Exercise aim —
Copy out the listing that follows, exact in every word, and skip the images.

Records to process —
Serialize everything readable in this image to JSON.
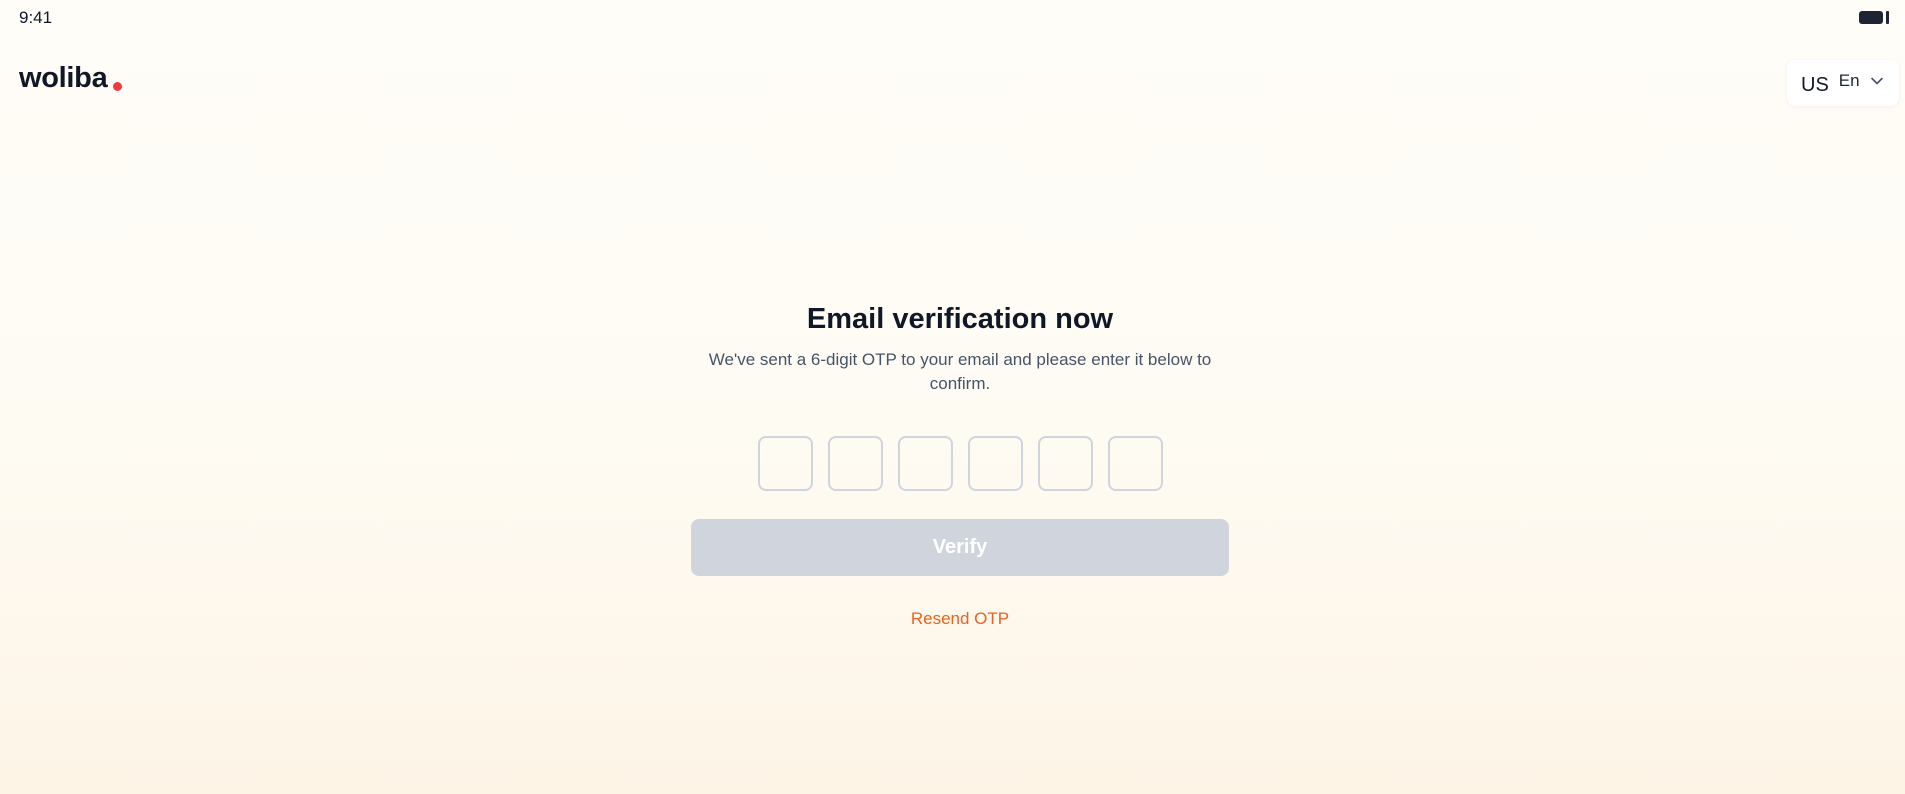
{
  "status_bar": {
    "time": "9:41"
  },
  "header": {
    "logo_text": "woliba",
    "language": {
      "flag": "US",
      "code": "En",
      "icon": "chevron-down-icon"
    }
  },
  "verification": {
    "title": "Email verification now",
    "subtitle": "We've sent a 6-digit OTP to your email and please enter it below to confirm.",
    "otp_digits": [
      "",
      "",
      "",
      "",
      "",
      ""
    ],
    "verify_label": "Verify",
    "resend_label": "Resend OTP"
  },
  "colors": {
    "brand_dot": "#ef3b3b",
    "link": "#e8631c",
    "button_disabled": "#d0d5dd",
    "text_primary": "#101828"
  }
}
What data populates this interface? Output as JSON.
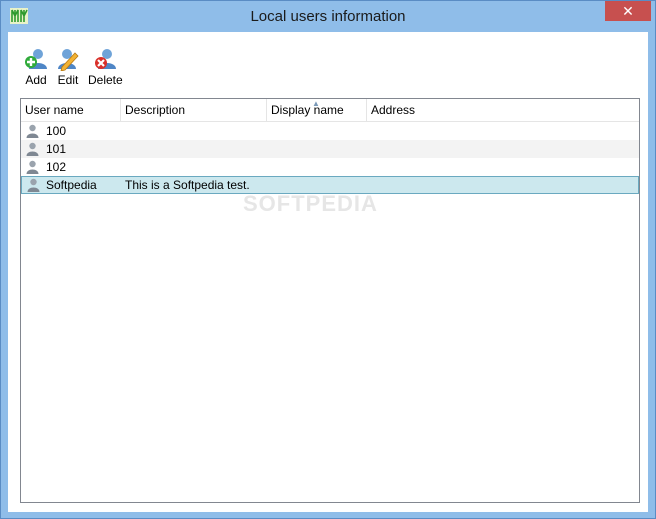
{
  "window": {
    "title": "Local users information",
    "close_glyph": "✕"
  },
  "toolbar": {
    "add_label": "Add",
    "edit_label": "Edit",
    "delete_label": "Delete"
  },
  "columns": [
    "User name",
    "Description",
    "Display name",
    "Address"
  ],
  "rows": [
    {
      "user": "100",
      "description": "",
      "display_name": "",
      "address": ""
    },
    {
      "user": "101",
      "description": "",
      "display_name": "",
      "address": ""
    },
    {
      "user": "102",
      "description": "",
      "display_name": "",
      "address": ""
    },
    {
      "user": "Softpedia",
      "description": "This is a Softpedia test.",
      "display_name": "",
      "address": ""
    }
  ],
  "selected_row": 3,
  "watermark": "SOFTPEDIA",
  "colors": {
    "frame": "#8fbde9",
    "close": "#c7504f",
    "selection": "#cce8ee"
  }
}
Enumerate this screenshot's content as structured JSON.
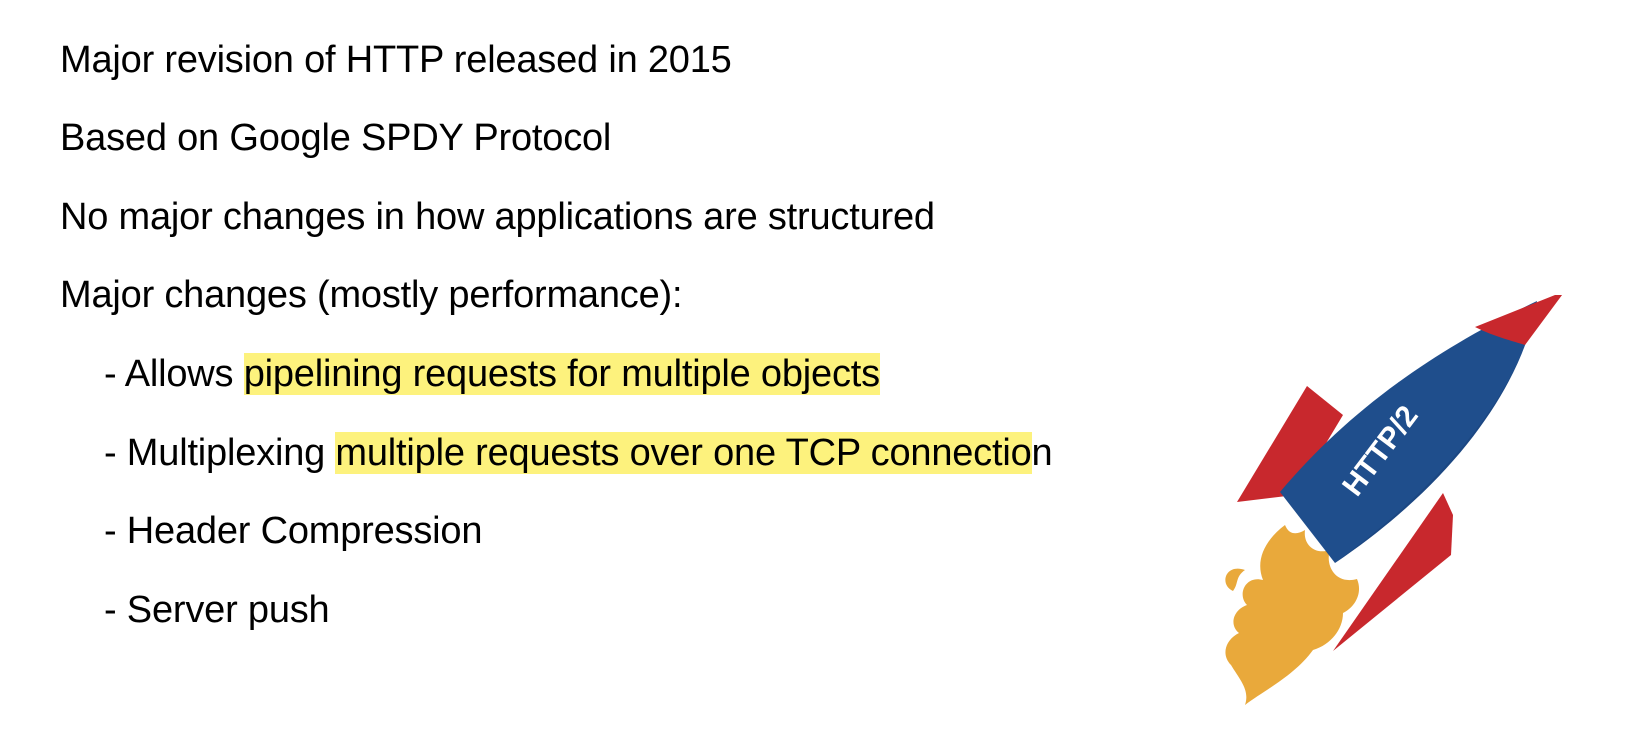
{
  "lines": [
    {
      "text": "Major revision of HTTP released in 2015"
    },
    {
      "text": "Based on Google SPDY Protocol"
    },
    {
      "text": "No major changes in how applications are structured"
    },
    {
      "text": "Major changes (mostly performance):"
    }
  ],
  "bullets": [
    {
      "prefix": "- Allows ",
      "highlight": "pipelining requests for multiple objects",
      "suffix": ""
    },
    {
      "prefix": "- Multiplexing ",
      "highlight": "multiple requests over one TCP connectio",
      "suffix": "n"
    },
    {
      "prefix": "- Header Compression",
      "highlight": "",
      "suffix": ""
    },
    {
      "prefix": "- Server push",
      "highlight": "",
      "suffix": ""
    }
  ],
  "graphic": {
    "icon": "rocket-icon",
    "label": "HTTP/2",
    "colors": {
      "body": "#1f4e8c",
      "fins": "#c8282d",
      "flame": "#e9a93b",
      "highlight": "#fdf27d"
    }
  }
}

The solution —
Serialize everything readable in this image to JSON.
{
  "status_bar": {
    "time": "9:41"
  },
  "header": {
    "logo_text": "woliba",
    "language": {
      "flag": "US",
      "code": "En",
      "icon": "chevron-down-icon"
    }
  },
  "verification": {
    "title": "Email verification now",
    "subtitle": "We've sent a 6-digit OTP to your email and please enter it below to confirm.",
    "otp_digits": [
      "",
      "",
      "",
      "",
      "",
      ""
    ],
    "verify_label": "Verify",
    "resend_label": "Resend OTP"
  },
  "colors": {
    "brand_dot": "#ef3b3b",
    "link": "#e8631c",
    "button_disabled": "#d0d5dd",
    "text_primary": "#101828"
  }
}
What data populates this interface? Output as JSON.
{
  "window": {
    "title": "Local users information",
    "close_glyph": "✕"
  },
  "toolbar": {
    "add_label": "Add",
    "edit_label": "Edit",
    "delete_label": "Delete"
  },
  "columns": [
    "User name",
    "Description",
    "Display name",
    "Address"
  ],
  "rows": [
    {
      "user": "100",
      "description": "",
      "display_name": "",
      "address": ""
    },
    {
      "user": "101",
      "description": "",
      "display_name": "",
      "address": ""
    },
    {
      "user": "102",
      "description": "",
      "display_name": "",
      "address": ""
    },
    {
      "user": "Softpedia",
      "description": "This is a Softpedia test.",
      "display_name": "",
      "address": ""
    }
  ],
  "selected_row": 3,
  "watermark": "SOFTPEDIA",
  "colors": {
    "frame": "#8fbde9",
    "close": "#c7504f",
    "selection": "#cce8ee"
  }
}
Enumerate this screenshot's content as structured JSON.
{
  "lines": [
    {
      "text": "Major revision of HTTP released in 2015"
    },
    {
      "text": "Based on Google SPDY Protocol"
    },
    {
      "text": "No major changes in how applications are structured"
    },
    {
      "text": "Major changes (mostly performance):"
    }
  ],
  "bullets": [
    {
      "prefix": "- Allows ",
      "highlight": "pipelining requests for multiple objects",
      "suffix": ""
    },
    {
      "prefix": "- Multiplexing ",
      "highlight": "multiple requests over one TCP connectio",
      "suffix": "n"
    },
    {
      "prefix": "- Header Compression",
      "highlight": "",
      "suffix": ""
    },
    {
      "prefix": "- Server push",
      "highlight": "",
      "suffix": ""
    }
  ],
  "graphic": {
    "icon": "rocket-icon",
    "label": "HTTP/2",
    "colors": {
      "body": "#1f4e8c",
      "fins": "#c8282d",
      "flame": "#e9a93b",
      "highlight": "#fdf27d"
    }
  }
}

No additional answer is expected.